WHAT IS BEING ASKED:
Copy out the listing that follows exactly, dropping every picture.

INPUT ROWS:
__________________________________________________

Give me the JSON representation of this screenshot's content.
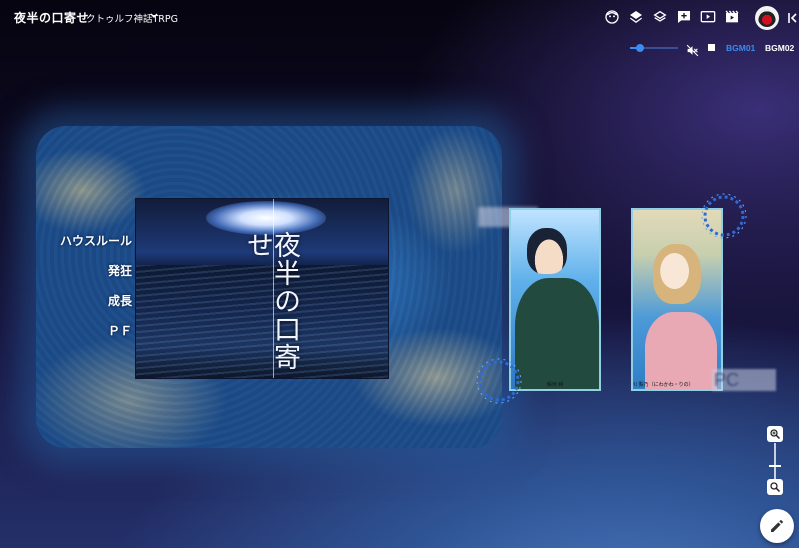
{
  "header": {
    "room_title": "夜半の口寄せ",
    "system": "クトゥルフ神話TRPG"
  },
  "toolbar": {
    "icons": [
      "face-icon",
      "layers-icon",
      "layers-outline-icon",
      "add-comment-icon",
      "play-screen-icon",
      "movie-icon",
      "user-avatar",
      "collapse-icon"
    ]
  },
  "bgm": {
    "volume": 0.2,
    "tracks": [
      "BGM01",
      "BGM02"
    ],
    "active_track": "BGM01",
    "active_color": "#3b8bf0"
  },
  "stage": {
    "menu": [
      "ハウスルール",
      "発狂",
      "成長",
      "ＰＦ"
    ],
    "title_card": "夜半の口寄せ"
  },
  "tokens": [
    {
      "name": "保河 柊",
      "label": "保河 柊"
    },
    {
      "name": "庭川 梨乃",
      "label": "庭川 梨乃（にわかわ・りの）"
    }
  ],
  "labels": {
    "pc": "PC",
    "kpc": "KPC"
  },
  "zoom": {
    "level": 0.35
  },
  "colors": {
    "accent": "#3b8bf0",
    "background_top": "#06040f",
    "background_bottom": "#24306a"
  }
}
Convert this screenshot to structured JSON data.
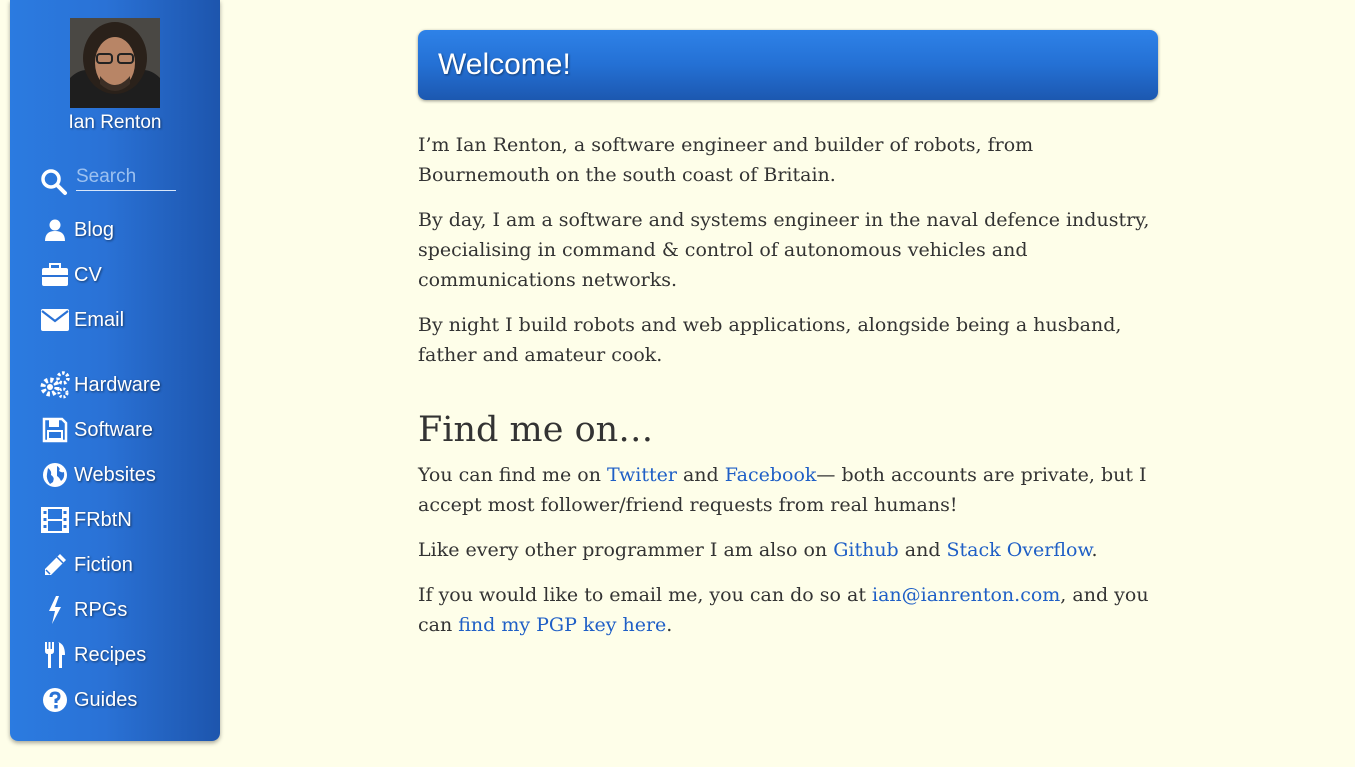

__________________________________________________

EXERCISE ANSWER:
Give me the JSON representation of this screenshot's content.
{
  "header": {
    "room_title": "夜半の口寄せ",
    "system": "クトゥルフ神話TRPG"
  },
  "toolbar": {
    "icons": [
      "face-icon",
      "layers-icon",
      "layers-outline-icon",
      "add-comment-icon",
      "play-screen-icon",
      "movie-icon",
      "user-avatar",
      "collapse-icon"
    ]
  },
  "bgm": {
    "volume": 0.2,
    "tracks": [
      "BGM01",
      "BGM02"
    ],
    "active_track": "BGM01",
    "active_color": "#3b8bf0"
  },
  "stage": {
    "menu": [
      "ハウスルール",
      "発狂",
      "成長",
      "ＰＦ"
    ],
    "title_card": "夜半の口寄せ"
  },
  "tokens": [
    {
      "name": "保河 柊",
      "label": "保河 柊"
    },
    {
      "name": "庭川 梨乃",
      "label": "庭川 梨乃（にわかわ・りの）"
    }
  ],
  "labels": {
    "pc": "PC",
    "kpc": "KPC"
  },
  "zoom": {
    "level": 0.35
  },
  "colors": {
    "accent": "#3b8bf0",
    "background_top": "#06040f",
    "background_bottom": "#24306a"
  }
}
Convert this screenshot to structured JSON data.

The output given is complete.